Reproduce all of the data that follows, character for character.
--- Material for this task ---
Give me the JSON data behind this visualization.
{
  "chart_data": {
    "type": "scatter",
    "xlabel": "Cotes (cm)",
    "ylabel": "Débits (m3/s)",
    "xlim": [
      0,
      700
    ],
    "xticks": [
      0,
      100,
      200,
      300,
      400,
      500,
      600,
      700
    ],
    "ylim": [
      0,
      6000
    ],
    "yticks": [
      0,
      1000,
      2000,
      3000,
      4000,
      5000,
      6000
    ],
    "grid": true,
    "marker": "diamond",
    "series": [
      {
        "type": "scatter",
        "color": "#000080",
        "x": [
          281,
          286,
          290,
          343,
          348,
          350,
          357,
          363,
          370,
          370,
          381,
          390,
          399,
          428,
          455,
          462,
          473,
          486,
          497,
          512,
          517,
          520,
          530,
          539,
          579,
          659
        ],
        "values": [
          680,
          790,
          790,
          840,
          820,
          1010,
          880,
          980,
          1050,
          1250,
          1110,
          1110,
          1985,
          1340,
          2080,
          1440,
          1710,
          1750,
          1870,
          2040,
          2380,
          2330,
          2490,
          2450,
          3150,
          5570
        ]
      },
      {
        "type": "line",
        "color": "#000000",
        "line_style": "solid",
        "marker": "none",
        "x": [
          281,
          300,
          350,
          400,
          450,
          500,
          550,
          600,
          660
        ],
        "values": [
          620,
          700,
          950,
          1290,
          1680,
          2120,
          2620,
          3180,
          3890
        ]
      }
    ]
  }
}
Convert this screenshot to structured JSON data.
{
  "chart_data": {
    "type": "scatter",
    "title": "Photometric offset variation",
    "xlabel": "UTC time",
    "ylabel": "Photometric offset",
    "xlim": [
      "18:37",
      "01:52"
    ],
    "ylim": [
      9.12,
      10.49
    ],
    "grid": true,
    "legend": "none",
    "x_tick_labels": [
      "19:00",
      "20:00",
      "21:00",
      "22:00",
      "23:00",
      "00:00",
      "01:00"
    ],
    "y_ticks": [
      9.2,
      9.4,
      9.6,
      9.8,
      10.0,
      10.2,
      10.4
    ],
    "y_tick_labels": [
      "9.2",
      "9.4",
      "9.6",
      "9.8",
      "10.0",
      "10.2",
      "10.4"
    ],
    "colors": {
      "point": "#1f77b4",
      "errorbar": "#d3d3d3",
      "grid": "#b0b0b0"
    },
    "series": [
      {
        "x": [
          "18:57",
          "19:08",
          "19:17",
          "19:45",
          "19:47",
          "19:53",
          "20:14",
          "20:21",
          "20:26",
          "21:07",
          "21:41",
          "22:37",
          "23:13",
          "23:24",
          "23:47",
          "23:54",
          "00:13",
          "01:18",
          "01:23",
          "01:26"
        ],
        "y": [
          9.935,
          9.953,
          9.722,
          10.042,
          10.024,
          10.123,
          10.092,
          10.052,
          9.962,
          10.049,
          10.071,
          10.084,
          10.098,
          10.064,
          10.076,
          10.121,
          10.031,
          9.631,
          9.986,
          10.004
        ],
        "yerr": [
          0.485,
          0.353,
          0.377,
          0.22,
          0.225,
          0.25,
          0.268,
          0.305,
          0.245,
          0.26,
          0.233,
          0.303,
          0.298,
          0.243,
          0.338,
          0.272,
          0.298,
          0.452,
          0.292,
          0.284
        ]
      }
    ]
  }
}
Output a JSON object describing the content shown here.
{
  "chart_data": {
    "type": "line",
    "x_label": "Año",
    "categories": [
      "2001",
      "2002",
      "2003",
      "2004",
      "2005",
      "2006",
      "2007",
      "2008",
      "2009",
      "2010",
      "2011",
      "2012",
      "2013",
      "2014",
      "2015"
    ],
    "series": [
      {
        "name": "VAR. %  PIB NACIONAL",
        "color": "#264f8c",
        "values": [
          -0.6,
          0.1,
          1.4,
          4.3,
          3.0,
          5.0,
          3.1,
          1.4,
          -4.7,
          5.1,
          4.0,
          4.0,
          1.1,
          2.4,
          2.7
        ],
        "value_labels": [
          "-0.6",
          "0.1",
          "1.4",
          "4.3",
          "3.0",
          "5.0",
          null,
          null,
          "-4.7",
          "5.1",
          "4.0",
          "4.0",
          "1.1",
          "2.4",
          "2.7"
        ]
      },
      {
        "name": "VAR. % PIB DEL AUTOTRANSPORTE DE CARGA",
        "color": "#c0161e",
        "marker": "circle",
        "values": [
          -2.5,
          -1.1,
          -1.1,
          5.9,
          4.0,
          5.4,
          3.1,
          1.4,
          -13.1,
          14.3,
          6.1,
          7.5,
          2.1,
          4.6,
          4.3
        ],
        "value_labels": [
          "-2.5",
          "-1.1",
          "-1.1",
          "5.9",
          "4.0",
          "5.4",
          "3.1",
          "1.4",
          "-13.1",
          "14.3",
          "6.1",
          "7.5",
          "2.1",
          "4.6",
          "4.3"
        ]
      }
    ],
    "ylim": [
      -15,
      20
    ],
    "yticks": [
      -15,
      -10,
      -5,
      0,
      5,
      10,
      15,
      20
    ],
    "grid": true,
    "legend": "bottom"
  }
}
---
▶ _Reply to the exercise_:
Give me the JSON data behind this visualization.
{
  "chart_data": {
    "type": "scatter",
    "xlabel": "Cotes (cm)",
    "ylabel": "Débits (m3/s)",
    "xlim": [
      0,
      700
    ],
    "xticks": [
      0,
      100,
      200,
      300,
      400,
      500,
      600,
      700
    ],
    "ylim": [
      0,
      6000
    ],
    "yticks": [
      0,
      1000,
      2000,
      3000,
      4000,
      5000,
      6000
    ],
    "grid": true,
    "marker": "diamond",
    "series": [
      {
        "type": "scatter",
        "color": "#000080",
        "x": [
          281,
          286,
          290,
          343,
          348,
          350,
          357,
          363,
          370,
          370,
          381,
          390,
          399,
          428,
          455,
          462,
          473,
          486,
          497,
          512,
          517,
          520,
          530,
          539,
          579,
          659
        ],
        "values": [
          680,
          790,
          790,
          840,
          820,
          1010,
          880,
          980,
          1050,
          1250,
          1110,
          1110,
          1985,
          1340,
          2080,
          1440,
          1710,
          1750,
          1870,
          2040,
          2380,
          2330,
          2490,
          2450,
          3150,
          5570
        ]
      },
      {
        "type": "line",
        "color": "#000000",
        "line_style": "solid",
        "marker": "none",
        "x": [
          281,
          300,
          350,
          400,
          450,
          500,
          550,
          600,
          660
        ],
        "values": [
          620,
          700,
          950,
          1290,
          1680,
          2120,
          2620,
          3180,
          3890
        ]
      }
    ]
  }
}
Convert this screenshot to structured JSON data.
{
  "chart_data": {
    "type": "scatter",
    "title": "Photometric offset variation",
    "xlabel": "UTC time",
    "ylabel": "Photometric offset",
    "xlim": [
      "18:37",
      "01:52"
    ],
    "ylim": [
      9.12,
      10.49
    ],
    "grid": true,
    "legend": "none",
    "x_tick_labels": [
      "19:00",
      "20:00",
      "21:00",
      "22:00",
      "23:00",
      "00:00",
      "01:00"
    ],
    "y_ticks": [
      9.2,
      9.4,
      9.6,
      9.8,
      10.0,
      10.2,
      10.4
    ],
    "y_tick_labels": [
      "9.2",
      "9.4",
      "9.6",
      "9.8",
      "10.0",
      "10.2",
      "10.4"
    ],
    "colors": {
      "point": "#1f77b4",
      "errorbar": "#d3d3d3",
      "grid": "#b0b0b0"
    },
    "series": [
      {
        "x": [
          "18:57",
          "19:08",
          "19:17",
          "19:45",
          "19:47",
          "19:53",
          "20:14",
          "20:21",
          "20:26",
          "21:07",
          "21:41",
          "22:37",
          "23:13",
          "23:24",
          "23:47",
          "23:54",
          "00:13",
          "01:18",
          "01:23",
          "01:26"
        ],
        "y": [
          9.935,
          9.953,
          9.722,
          10.042,
          10.024,
          10.123,
          10.092,
          10.052,
          9.962,
          10.049,
          10.071,
          10.084,
          10.098,
          10.064,
          10.076,
          10.121,
          10.031,
          9.631,
          9.986,
          10.004
        ],
        "yerr": [
          0.485,
          0.353,
          0.377,
          0.22,
          0.225,
          0.25,
          0.268,
          0.305,
          0.245,
          0.26,
          0.233,
          0.303,
          0.298,
          0.243,
          0.338,
          0.272,
          0.298,
          0.452,
          0.292,
          0.284
        ]
      }
    ]
  }
}
Output a JSON object describing the content shown here.
{
  "chart_data": {
    "type": "line",
    "x_label": "Año",
    "categories": [
      "2001",
      "2002",
      "2003",
      "2004",
      "2005",
      "2006",
      "2007",
      "2008",
      "2009",
      "2010",
      "2011",
      "2012",
      "2013",
      "2014",
      "2015"
    ],
    "series": [
      {
        "name": "VAR. %  PIB NACIONAL",
        "color": "#264f8c",
        "values": [
          -0.6,
          0.1,
          1.4,
          4.3,
          3.0,
          5.0,
          3.1,
          1.4,
          -4.7,
          5.1,
          4.0,
          4.0,
          1.1,
          2.4,
          2.7
        ],
        "value_labels": [
          "-0.6",
          "0.1",
          "1.4",
          "4.3",
          "3.0",
          "5.0",
          null,
          null,
          "-4.7",
          "5.1",
          "4.0",
          "4.0",
          "1.1",
          "2.4",
          "2.7"
        ]
      },
      {
        "name": "VAR. % PIB DEL AUTOTRANSPORTE DE CARGA",
        "color": "#c0161e",
        "marker": "circle",
        "values": [
          -2.5,
          -1.1,
          -1.1,
          5.9,
          4.0,
          5.4,
          3.1,
          1.4,
          -13.1,
          14.3,
          6.1,
          7.5,
          2.1,
          4.6,
          4.3
        ],
        "value_labels": [
          "-2.5",
          "-1.1",
          "-1.1",
          "5.9",
          "4.0",
          "5.4",
          "3.1",
          "1.4",
          "-13.1",
          "14.3",
          "6.1",
          "7.5",
          "2.1",
          "4.6",
          "4.3"
        ]
      }
    ],
    "ylim": [
      -15,
      20
    ],
    "yticks": [
      -15,
      -10,
      -5,
      0,
      5,
      10,
      15,
      20
    ],
    "grid": true,
    "legend": "bottom"
  }
}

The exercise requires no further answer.